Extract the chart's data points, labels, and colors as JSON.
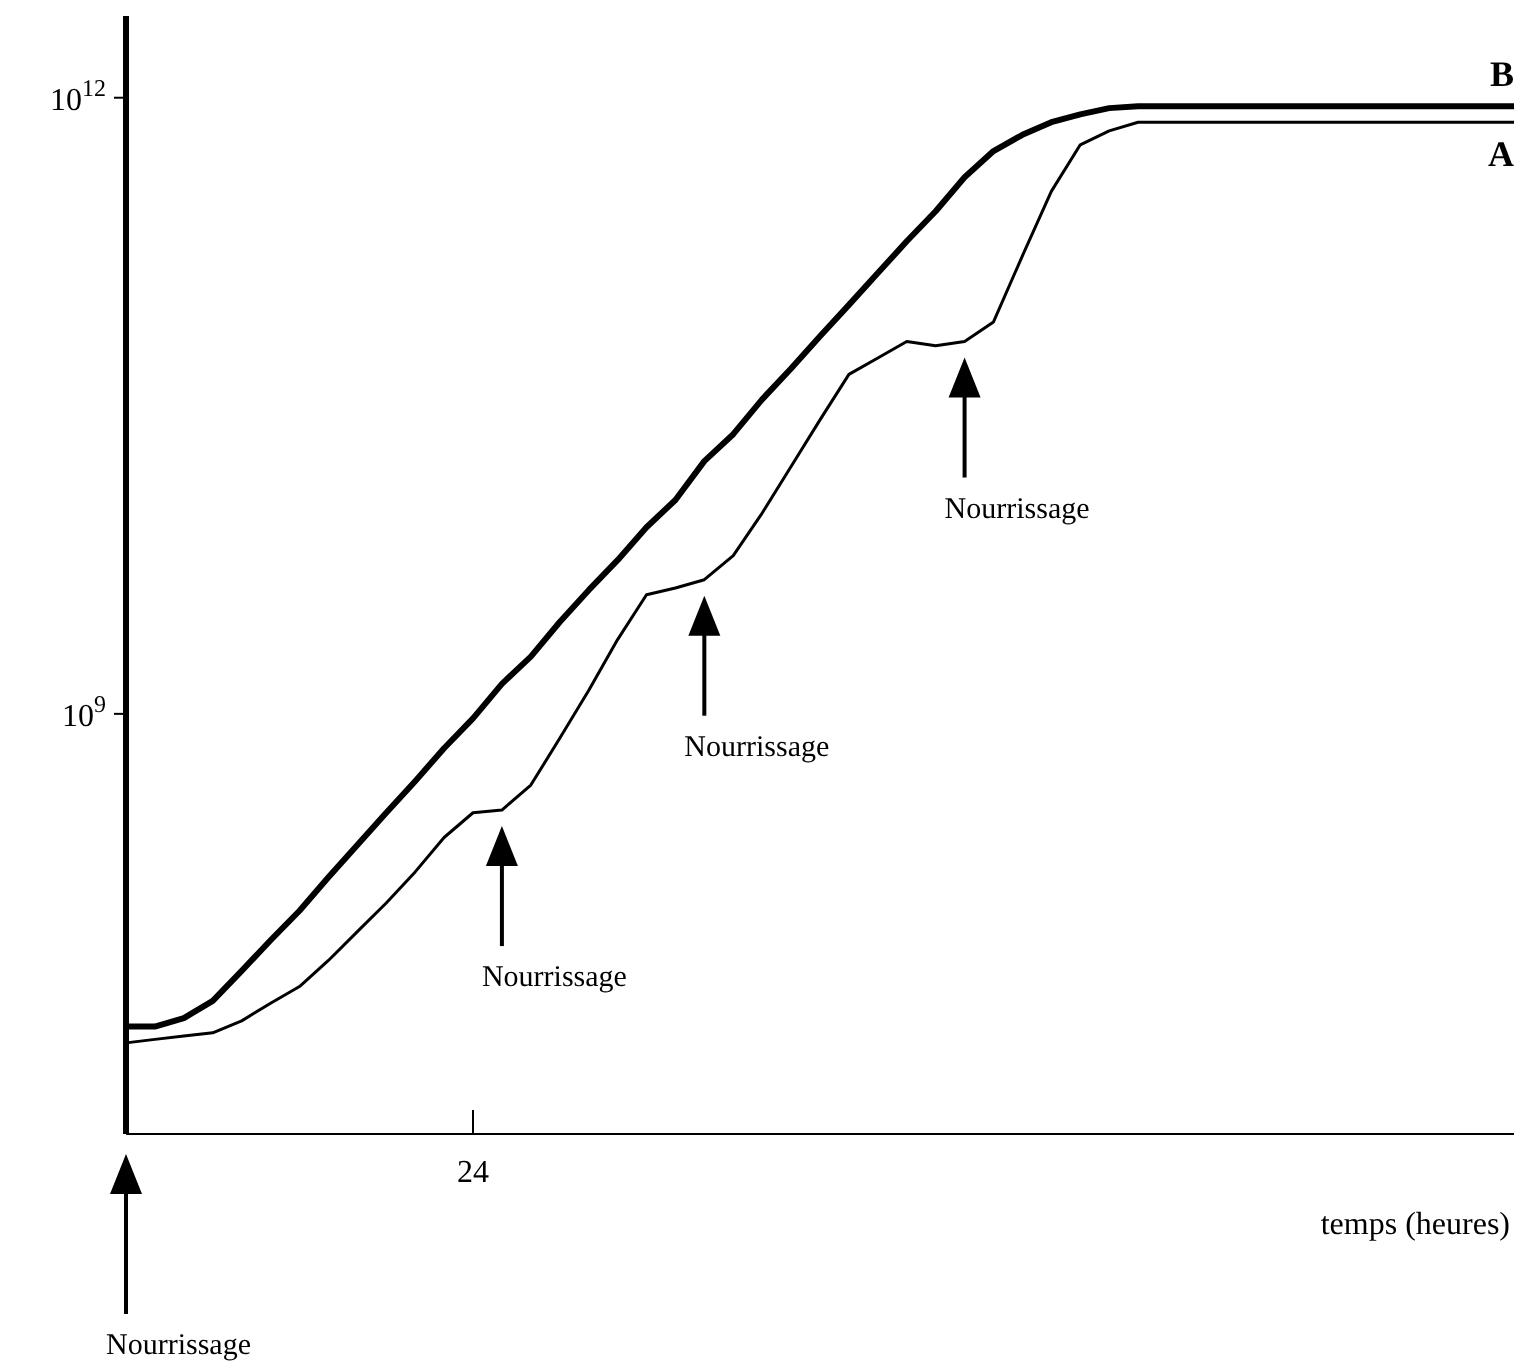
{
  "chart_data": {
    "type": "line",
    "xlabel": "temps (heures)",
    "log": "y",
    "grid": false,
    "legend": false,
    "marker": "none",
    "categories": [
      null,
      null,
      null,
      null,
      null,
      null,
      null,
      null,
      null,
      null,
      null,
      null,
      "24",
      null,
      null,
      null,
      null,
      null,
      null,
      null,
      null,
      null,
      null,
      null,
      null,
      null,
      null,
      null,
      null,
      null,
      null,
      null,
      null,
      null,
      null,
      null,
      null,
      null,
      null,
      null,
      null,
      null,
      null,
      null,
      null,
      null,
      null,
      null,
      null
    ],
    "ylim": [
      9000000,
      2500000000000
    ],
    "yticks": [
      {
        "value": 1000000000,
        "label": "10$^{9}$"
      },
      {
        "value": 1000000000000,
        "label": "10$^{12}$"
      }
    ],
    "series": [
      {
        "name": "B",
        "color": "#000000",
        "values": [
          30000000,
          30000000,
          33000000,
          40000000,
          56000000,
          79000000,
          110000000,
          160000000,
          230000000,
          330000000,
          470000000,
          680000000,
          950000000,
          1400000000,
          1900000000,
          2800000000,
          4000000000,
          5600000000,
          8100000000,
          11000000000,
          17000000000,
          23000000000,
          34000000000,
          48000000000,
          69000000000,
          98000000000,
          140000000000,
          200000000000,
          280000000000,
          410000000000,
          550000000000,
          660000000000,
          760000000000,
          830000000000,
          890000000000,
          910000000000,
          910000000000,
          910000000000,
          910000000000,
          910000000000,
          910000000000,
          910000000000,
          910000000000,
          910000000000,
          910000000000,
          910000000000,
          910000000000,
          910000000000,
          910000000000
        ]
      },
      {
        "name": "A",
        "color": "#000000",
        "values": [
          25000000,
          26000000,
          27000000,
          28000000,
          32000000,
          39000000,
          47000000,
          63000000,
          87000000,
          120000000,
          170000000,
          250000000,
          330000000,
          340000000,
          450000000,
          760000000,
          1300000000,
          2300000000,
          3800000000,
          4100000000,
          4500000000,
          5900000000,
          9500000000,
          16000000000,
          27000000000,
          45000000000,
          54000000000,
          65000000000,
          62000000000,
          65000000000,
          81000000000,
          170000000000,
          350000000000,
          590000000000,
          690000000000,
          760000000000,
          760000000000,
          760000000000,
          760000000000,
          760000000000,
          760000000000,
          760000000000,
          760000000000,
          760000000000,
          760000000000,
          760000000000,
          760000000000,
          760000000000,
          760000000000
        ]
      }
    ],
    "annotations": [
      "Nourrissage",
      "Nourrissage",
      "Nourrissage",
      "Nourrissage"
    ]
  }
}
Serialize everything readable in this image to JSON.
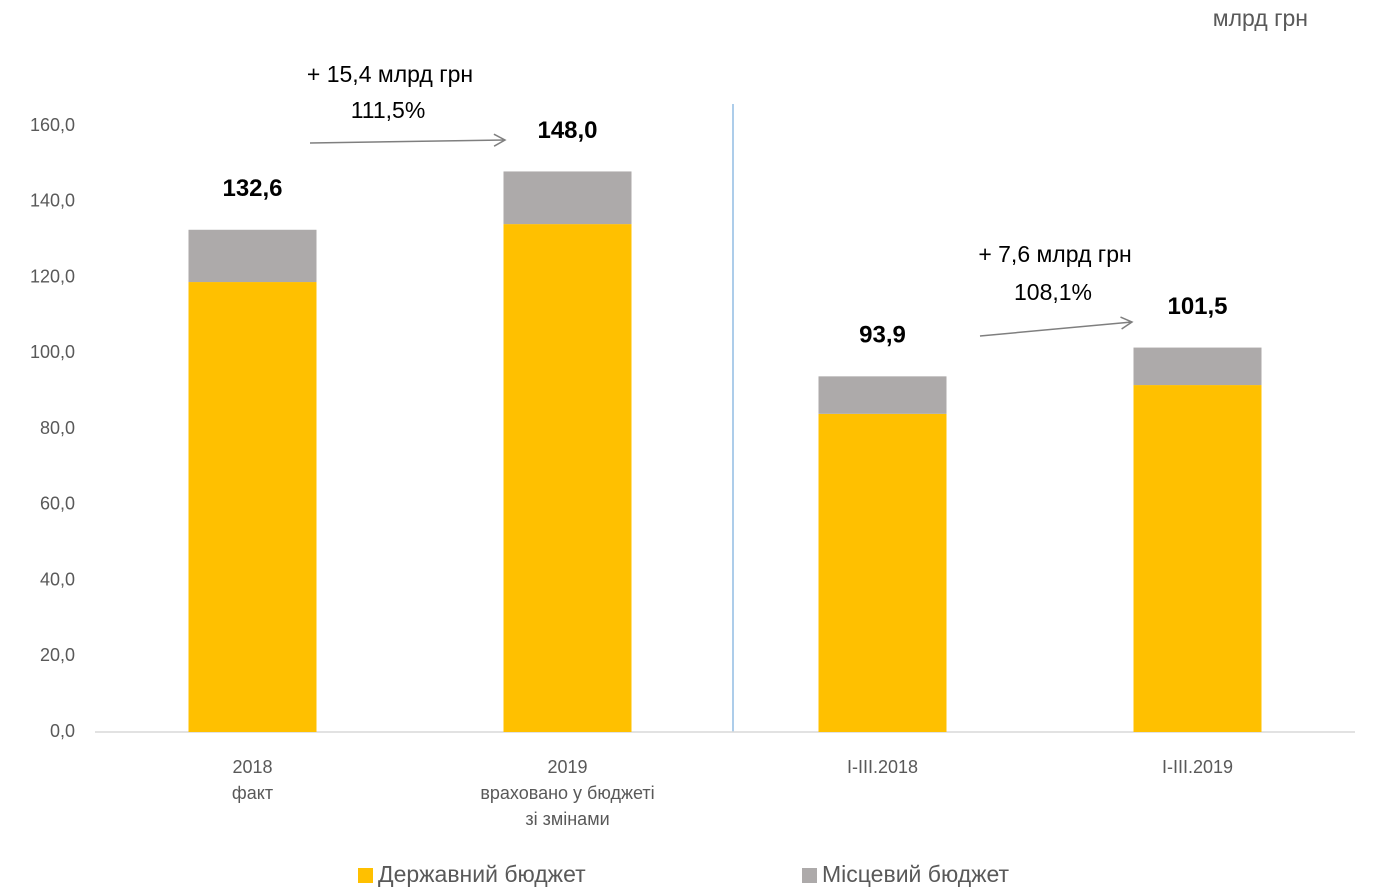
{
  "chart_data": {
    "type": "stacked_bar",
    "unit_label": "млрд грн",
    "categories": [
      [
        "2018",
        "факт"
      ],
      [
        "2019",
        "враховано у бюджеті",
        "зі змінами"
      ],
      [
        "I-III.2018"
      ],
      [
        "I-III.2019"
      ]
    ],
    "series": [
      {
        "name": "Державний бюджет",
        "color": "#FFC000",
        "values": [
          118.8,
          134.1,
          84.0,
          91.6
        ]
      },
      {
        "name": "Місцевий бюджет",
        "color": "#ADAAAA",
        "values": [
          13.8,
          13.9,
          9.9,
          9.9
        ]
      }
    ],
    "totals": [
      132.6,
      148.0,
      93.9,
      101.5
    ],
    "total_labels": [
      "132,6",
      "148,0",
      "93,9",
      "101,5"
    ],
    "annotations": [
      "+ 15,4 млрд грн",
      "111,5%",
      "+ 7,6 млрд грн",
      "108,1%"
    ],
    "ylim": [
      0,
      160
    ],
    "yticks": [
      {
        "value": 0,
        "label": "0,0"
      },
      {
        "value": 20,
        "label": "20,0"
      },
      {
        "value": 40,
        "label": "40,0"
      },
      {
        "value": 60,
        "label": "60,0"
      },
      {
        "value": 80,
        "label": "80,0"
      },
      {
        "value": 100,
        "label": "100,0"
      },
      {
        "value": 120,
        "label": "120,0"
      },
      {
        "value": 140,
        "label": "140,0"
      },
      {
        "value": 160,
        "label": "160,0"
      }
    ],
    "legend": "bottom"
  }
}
***
Verbatim reproduction of every record is required; images are left out.

Extract the chart's data points, labels, and colors as JSON.
{
  "chart_data": {
    "type": "line",
    "xlabel": "temps (heures)",
    "log": "y",
    "grid": false,
    "legend": false,
    "marker": "none",
    "categories": [
      null,
      null,
      null,
      null,
      null,
      null,
      null,
      null,
      null,
      null,
      null,
      null,
      "24",
      null,
      null,
      null,
      null,
      null,
      null,
      null,
      null,
      null,
      null,
      null,
      null,
      null,
      null,
      null,
      null,
      null,
      null,
      null,
      null,
      null,
      null,
      null,
      null,
      null,
      null,
      null,
      null,
      null,
      null,
      null,
      null,
      null,
      null,
      null,
      null
    ],
    "ylim": [
      9000000,
      2500000000000
    ],
    "yticks": [
      {
        "value": 1000000000,
        "label": "10$^{9}$"
      },
      {
        "value": 1000000000000,
        "label": "10$^{12}$"
      }
    ],
    "series": [
      {
        "name": "B",
        "color": "#000000",
        "values": [
          30000000,
          30000000,
          33000000,
          40000000,
          56000000,
          79000000,
          110000000,
          160000000,
          230000000,
          330000000,
          470000000,
          680000000,
          950000000,
          1400000000,
          1900000000,
          2800000000,
          4000000000,
          5600000000,
          8100000000,
          11000000000,
          17000000000,
          23000000000,
          34000000000,
          48000000000,
          69000000000,
          98000000000,
          140000000000,
          200000000000,
          280000000000,
          410000000000,
          550000000000,
          660000000000,
          760000000000,
          830000000000,
          890000000000,
          910000000000,
          910000000000,
          910000000000,
          910000000000,
          910000000000,
          910000000000,
          910000000000,
          910000000000,
          910000000000,
          910000000000,
          910000000000,
          910000000000,
          910000000000,
          910000000000
        ]
      },
      {
        "name": "A",
        "color": "#000000",
        "values": [
          25000000,
          26000000,
          27000000,
          28000000,
          32000000,
          39000000,
          47000000,
          63000000,
          87000000,
          120000000,
          170000000,
          250000000,
          330000000,
          340000000,
          450000000,
          760000000,
          1300000000,
          2300000000,
          3800000000,
          4100000000,
          4500000000,
          5900000000,
          9500000000,
          16000000000,
          27000000000,
          45000000000,
          54000000000,
          65000000000,
          62000000000,
          65000000000,
          81000000000,
          170000000000,
          350000000000,
          590000000000,
          690000000000,
          760000000000,
          760000000000,
          760000000000,
          760000000000,
          760000000000,
          760000000000,
          760000000000,
          760000000000,
          760000000000,
          760000000000,
          760000000000,
          760000000000,
          760000000000,
          760000000000
        ]
      }
    ],
    "annotations": [
      "Nourrissage",
      "Nourrissage",
      "Nourrissage",
      "Nourrissage"
    ]
  }
}
Serialize everything readable in this image to JSON.
{
  "chart_data": {
    "type": "stacked_bar",
    "unit_label": "млрд грн",
    "categories": [
      [
        "2018",
        "факт"
      ],
      [
        "2019",
        "враховано у бюджеті",
        "зі змінами"
      ],
      [
        "I-III.2018"
      ],
      [
        "I-III.2019"
      ]
    ],
    "series": [
      {
        "name": "Державний бюджет",
        "color": "#FFC000",
        "values": [
          118.8,
          134.1,
          84.0,
          91.6
        ]
      },
      {
        "name": "Місцевий бюджет",
        "color": "#ADAAAA",
        "values": [
          13.8,
          13.9,
          9.9,
          9.9
        ]
      }
    ],
    "totals": [
      132.6,
      148.0,
      93.9,
      101.5
    ],
    "total_labels": [
      "132,6",
      "148,0",
      "93,9",
      "101,5"
    ],
    "annotations": [
      "+ 15,4 млрд грн",
      "111,5%",
      "+ 7,6 млрд грн",
      "108,1%"
    ],
    "ylim": [
      0,
      160
    ],
    "yticks": [
      {
        "value": 0,
        "label": "0,0"
      },
      {
        "value": 20,
        "label": "20,0"
      },
      {
        "value": 40,
        "label": "40,0"
      },
      {
        "value": 60,
        "label": "60,0"
      },
      {
        "value": 80,
        "label": "80,0"
      },
      {
        "value": 100,
        "label": "100,0"
      },
      {
        "value": 120,
        "label": "120,0"
      },
      {
        "value": 140,
        "label": "140,0"
      },
      {
        "value": 160,
        "label": "160,0"
      }
    ],
    "legend": "bottom"
  }
}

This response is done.